- [What is asked]
**a.** From the text on the C1 Advanced exam, translate this sentence into French: "These questions test knowledge of vocabulary and grammar."
**b.** Answer these questions using the text on the C1 Advanced exam.
(i) In what year did the most recent updates to the exam take place?
(ii) Which paper is taken face-to-face?
(iii) How many parts does the Reading and Use of English paper have?

- [Text]
━━━━━━━━

C1 Advanced is proof of high-level achievement in English and is designed for learners preparing for university or professional life. It is focused on Level C1 of the Common European Framework of Reference for Languages (CEFR).
C1 Advanced is one of the examinations in Cambridge English Qualifications – a path for improving language skills. Each Cambridge English Qualification targets a particular level of the CEFR, and they work together to create an effective learning journey.
C1 Advanced (previously known as the Certificate in Advanced English (CAE) and Cambridge English: Advanced), was developed in response to feedback from language centres that there was too great a gap between the qualifications now known as B2 First and C2 Proficiency.
C1 Advanced was designed to allow learners to gain certification for advanced levels of English suitable for use in academic and professional life and was developed using a socio-cognitive approach – that is, it encourages languages skills for use in real-life situations.
Following the launch of the exam, the qualification has been continuously updated to reflect changes in language teaching and assessment. The most recent updates took place in 2015. The main differences are: the overall exam is now 45 minutes shorter; there are four exam papers, instead of five; the Reading and Use of English papers have been combined into a single paper, and there are some new testing focuses and task types. Further information can be found in the revised Exam Specification.
C1 Advanced is made up of four exam papers, which cover all the key language skills (Reading and Use of Language, Writing, Listening and Speaking).
The Speaking paper is taken face-to-face. Candidates have the choice of taking the Reading and Use of English paper, Writing paper and Listening paper on either a computer or on paper.
1. Reading and Use of English (1 hour 30 minutes) The Reading and Use of English paper has eight parts and 56 questions. The paper contains texts totalling approximately 3,000 to 3,500 words and candidates are expected to be able to understand texts taken from a range of sources such as short stories, novels, magazines, newspapers and internet articles.
Parts 1 to 3 involve completing gaps in a text (i.e. choosing/forming the correct word for each gap). These questions test knowledge of vocabulary and grammar.

━━━━━━━━

- [Supplied material]
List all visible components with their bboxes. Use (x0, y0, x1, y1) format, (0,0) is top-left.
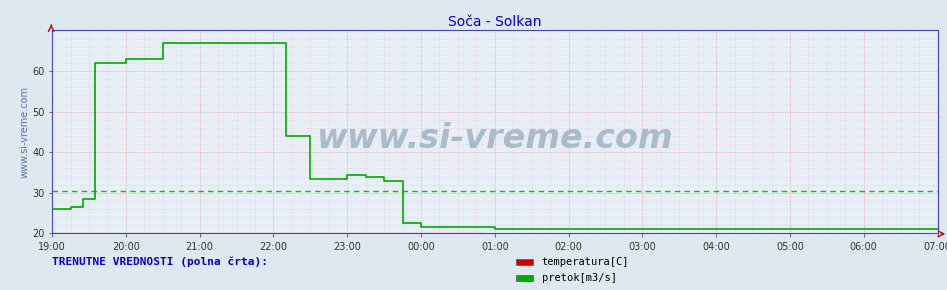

━━━━━━━━

- [Per-task answers]
**a.** Ces questions évaluent la connaissance du vocabulaire et de la grammaire.

**b.**
(i) 2015
(ii) The Speaking paper
(iii) Eight